> **EXERCISE OBJECTIVE**: Work out how many lines of the listing hold the string "Partien". Answer with that number alone.

####

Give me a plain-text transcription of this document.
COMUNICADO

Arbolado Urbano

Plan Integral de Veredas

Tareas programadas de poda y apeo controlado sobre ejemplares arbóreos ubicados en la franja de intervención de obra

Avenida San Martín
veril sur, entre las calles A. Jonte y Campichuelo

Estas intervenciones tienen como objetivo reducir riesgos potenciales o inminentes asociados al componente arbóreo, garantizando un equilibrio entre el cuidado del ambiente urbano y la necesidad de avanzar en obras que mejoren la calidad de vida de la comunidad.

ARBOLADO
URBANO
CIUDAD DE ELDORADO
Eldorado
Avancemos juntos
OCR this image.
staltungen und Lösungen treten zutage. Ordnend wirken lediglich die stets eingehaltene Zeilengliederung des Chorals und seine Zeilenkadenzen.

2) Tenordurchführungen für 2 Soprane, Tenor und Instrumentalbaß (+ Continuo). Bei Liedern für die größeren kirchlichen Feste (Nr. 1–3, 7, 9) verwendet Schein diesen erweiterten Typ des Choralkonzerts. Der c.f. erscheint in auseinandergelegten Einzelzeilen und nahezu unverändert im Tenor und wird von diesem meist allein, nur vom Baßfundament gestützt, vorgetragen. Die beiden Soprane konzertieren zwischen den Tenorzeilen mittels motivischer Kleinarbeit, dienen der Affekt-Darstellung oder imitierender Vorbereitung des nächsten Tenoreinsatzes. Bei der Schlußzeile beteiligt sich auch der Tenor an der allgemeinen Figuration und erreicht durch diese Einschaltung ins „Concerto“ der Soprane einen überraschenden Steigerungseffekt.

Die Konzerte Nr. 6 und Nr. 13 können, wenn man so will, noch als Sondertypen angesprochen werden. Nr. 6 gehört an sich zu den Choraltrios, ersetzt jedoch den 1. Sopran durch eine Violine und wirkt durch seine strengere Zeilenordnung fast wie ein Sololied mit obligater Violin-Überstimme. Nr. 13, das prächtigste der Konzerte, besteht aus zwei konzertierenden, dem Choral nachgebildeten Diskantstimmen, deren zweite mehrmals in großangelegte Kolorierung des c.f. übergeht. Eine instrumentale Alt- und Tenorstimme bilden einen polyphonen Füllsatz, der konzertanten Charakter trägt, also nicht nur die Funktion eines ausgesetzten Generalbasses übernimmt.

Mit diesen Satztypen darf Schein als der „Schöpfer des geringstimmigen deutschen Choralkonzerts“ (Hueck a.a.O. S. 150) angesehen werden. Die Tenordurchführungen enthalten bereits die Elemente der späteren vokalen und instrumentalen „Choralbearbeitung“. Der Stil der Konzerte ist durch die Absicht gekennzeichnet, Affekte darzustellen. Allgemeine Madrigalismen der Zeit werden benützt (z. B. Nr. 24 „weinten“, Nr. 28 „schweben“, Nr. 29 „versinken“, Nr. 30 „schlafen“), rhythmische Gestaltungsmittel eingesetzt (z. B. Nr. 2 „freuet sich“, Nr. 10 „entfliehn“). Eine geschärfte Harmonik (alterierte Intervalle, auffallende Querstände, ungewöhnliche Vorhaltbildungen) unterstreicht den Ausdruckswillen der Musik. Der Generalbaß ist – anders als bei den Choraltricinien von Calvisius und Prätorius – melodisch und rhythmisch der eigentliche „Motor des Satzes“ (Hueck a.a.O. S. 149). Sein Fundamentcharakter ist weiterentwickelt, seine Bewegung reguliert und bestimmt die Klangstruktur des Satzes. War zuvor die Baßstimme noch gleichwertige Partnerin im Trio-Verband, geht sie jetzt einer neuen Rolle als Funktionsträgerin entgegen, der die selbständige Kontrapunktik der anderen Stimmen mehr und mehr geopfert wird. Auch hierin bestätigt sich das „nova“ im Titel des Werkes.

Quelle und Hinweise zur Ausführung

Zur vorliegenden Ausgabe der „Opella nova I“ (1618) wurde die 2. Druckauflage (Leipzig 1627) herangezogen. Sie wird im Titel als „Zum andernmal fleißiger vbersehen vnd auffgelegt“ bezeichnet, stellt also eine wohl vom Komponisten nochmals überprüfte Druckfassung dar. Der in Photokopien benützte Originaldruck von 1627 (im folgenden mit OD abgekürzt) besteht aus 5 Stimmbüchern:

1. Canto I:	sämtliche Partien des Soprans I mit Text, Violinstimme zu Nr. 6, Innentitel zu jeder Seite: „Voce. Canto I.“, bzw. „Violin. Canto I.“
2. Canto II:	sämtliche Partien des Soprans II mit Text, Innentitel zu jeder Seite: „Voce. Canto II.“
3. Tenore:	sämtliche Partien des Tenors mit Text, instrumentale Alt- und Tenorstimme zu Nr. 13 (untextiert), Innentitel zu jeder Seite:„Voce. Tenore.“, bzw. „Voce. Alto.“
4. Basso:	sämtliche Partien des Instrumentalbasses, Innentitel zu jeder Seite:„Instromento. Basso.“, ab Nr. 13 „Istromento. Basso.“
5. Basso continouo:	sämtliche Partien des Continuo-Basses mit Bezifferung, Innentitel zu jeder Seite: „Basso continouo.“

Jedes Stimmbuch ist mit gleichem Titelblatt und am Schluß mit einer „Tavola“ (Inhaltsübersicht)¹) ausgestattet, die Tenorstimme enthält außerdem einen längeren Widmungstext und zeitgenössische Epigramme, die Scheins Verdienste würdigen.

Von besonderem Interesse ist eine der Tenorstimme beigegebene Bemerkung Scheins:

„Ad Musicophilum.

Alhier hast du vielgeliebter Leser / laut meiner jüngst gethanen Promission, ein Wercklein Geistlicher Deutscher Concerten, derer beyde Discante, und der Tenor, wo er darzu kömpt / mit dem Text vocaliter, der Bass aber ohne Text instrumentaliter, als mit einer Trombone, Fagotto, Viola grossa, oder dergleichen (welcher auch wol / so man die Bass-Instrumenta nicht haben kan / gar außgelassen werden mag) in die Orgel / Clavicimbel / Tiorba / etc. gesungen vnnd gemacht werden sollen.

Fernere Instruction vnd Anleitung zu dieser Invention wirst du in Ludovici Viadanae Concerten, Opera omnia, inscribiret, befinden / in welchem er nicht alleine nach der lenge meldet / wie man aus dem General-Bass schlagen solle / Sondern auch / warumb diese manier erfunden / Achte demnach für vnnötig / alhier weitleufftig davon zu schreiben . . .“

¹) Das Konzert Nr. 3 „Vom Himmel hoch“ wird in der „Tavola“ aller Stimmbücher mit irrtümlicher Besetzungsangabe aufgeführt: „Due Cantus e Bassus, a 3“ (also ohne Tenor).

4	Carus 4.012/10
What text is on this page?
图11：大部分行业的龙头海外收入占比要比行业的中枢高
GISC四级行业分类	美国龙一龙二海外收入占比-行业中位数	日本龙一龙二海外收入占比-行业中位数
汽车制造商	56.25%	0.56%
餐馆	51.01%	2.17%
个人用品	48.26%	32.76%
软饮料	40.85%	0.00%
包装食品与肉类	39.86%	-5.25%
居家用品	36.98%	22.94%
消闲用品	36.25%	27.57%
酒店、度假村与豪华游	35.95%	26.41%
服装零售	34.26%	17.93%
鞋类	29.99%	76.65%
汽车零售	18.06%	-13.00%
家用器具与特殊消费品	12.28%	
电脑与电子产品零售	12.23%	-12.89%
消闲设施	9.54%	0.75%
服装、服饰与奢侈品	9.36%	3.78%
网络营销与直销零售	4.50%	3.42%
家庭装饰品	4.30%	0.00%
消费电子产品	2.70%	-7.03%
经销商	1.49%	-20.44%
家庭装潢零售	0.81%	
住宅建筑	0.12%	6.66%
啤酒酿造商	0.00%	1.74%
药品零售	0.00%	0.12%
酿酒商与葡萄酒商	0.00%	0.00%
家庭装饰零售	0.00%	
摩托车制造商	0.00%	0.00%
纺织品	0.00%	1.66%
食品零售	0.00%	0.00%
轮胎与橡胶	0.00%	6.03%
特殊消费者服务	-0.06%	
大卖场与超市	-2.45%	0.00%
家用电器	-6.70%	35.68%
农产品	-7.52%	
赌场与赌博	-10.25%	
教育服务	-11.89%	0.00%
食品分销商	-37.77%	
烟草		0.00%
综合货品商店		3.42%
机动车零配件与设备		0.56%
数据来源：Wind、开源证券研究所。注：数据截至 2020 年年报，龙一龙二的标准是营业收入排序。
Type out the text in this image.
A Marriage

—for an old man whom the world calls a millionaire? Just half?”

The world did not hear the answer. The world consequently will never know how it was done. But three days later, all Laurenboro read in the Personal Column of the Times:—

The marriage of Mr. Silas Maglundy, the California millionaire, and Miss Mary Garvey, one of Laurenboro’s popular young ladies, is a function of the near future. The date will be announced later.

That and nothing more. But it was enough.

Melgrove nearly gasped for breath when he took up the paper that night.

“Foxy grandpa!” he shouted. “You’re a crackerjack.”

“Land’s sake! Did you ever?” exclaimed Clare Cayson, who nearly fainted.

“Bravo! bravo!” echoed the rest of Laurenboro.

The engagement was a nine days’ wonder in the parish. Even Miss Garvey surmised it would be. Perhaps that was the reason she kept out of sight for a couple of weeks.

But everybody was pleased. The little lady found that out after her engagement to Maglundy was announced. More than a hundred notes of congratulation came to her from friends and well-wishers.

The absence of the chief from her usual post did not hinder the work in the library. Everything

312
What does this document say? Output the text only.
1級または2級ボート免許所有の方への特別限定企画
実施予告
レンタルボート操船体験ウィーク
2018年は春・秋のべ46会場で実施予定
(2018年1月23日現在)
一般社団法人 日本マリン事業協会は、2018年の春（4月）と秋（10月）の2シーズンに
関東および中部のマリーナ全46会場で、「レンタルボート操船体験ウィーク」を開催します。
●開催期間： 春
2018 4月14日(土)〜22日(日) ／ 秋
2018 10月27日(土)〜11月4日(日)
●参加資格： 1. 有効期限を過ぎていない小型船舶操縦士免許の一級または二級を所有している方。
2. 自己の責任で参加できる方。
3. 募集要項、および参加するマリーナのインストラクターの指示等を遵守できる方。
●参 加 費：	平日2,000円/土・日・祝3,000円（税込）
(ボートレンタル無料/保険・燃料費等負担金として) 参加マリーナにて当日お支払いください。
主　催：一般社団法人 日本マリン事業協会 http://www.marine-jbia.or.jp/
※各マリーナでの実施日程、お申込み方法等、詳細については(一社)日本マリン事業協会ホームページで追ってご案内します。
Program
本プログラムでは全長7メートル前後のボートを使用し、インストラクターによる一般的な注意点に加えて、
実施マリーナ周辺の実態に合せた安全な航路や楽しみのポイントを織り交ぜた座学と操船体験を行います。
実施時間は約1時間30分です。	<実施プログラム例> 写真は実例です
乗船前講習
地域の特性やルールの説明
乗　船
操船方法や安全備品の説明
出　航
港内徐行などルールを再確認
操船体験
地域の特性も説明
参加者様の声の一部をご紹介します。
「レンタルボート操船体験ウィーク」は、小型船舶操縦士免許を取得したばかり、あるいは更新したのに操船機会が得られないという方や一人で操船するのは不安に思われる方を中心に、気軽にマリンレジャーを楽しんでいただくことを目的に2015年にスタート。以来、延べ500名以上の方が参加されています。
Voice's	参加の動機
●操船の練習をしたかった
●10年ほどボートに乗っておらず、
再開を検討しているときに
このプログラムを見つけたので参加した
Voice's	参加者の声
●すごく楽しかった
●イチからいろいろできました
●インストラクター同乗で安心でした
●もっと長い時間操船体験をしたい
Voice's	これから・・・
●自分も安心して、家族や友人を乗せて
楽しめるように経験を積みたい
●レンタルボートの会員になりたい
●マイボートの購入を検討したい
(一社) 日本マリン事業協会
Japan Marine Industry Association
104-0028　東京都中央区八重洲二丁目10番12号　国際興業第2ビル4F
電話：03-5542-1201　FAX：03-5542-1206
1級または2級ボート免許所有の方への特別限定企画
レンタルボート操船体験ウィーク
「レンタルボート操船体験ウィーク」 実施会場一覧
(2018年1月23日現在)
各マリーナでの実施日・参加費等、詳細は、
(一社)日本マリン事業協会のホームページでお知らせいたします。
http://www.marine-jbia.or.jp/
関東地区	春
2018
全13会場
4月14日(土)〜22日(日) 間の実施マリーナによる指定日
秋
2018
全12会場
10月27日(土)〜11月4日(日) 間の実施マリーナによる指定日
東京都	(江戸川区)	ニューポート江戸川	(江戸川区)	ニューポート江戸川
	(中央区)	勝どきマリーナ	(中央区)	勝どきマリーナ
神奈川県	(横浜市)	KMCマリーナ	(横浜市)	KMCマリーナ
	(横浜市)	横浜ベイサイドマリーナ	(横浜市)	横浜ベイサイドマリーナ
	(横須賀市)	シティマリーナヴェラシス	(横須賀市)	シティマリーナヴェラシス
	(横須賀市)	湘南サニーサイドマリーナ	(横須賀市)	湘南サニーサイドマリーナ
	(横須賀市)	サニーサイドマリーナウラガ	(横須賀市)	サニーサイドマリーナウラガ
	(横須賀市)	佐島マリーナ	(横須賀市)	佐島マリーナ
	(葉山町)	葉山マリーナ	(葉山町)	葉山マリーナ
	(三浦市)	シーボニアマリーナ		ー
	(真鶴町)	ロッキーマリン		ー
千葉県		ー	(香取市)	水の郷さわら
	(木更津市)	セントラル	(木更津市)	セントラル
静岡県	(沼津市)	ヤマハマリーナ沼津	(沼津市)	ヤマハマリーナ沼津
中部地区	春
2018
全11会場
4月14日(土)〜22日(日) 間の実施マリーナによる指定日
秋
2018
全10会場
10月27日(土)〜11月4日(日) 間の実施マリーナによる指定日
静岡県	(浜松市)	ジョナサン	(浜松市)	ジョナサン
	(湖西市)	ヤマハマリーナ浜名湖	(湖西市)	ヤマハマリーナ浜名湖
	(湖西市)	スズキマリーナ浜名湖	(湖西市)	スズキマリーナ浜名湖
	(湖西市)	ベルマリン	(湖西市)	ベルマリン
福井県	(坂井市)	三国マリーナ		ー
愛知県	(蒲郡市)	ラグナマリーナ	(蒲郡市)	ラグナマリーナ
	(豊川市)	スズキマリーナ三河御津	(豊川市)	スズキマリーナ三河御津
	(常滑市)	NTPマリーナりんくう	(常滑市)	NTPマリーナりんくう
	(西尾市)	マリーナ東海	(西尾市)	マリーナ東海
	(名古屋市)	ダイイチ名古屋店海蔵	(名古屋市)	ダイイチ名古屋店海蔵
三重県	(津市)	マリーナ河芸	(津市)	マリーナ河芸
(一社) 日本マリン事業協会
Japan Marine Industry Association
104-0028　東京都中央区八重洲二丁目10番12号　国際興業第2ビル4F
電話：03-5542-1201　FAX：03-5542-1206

####

> **PROBLEM SOLUTION**: 5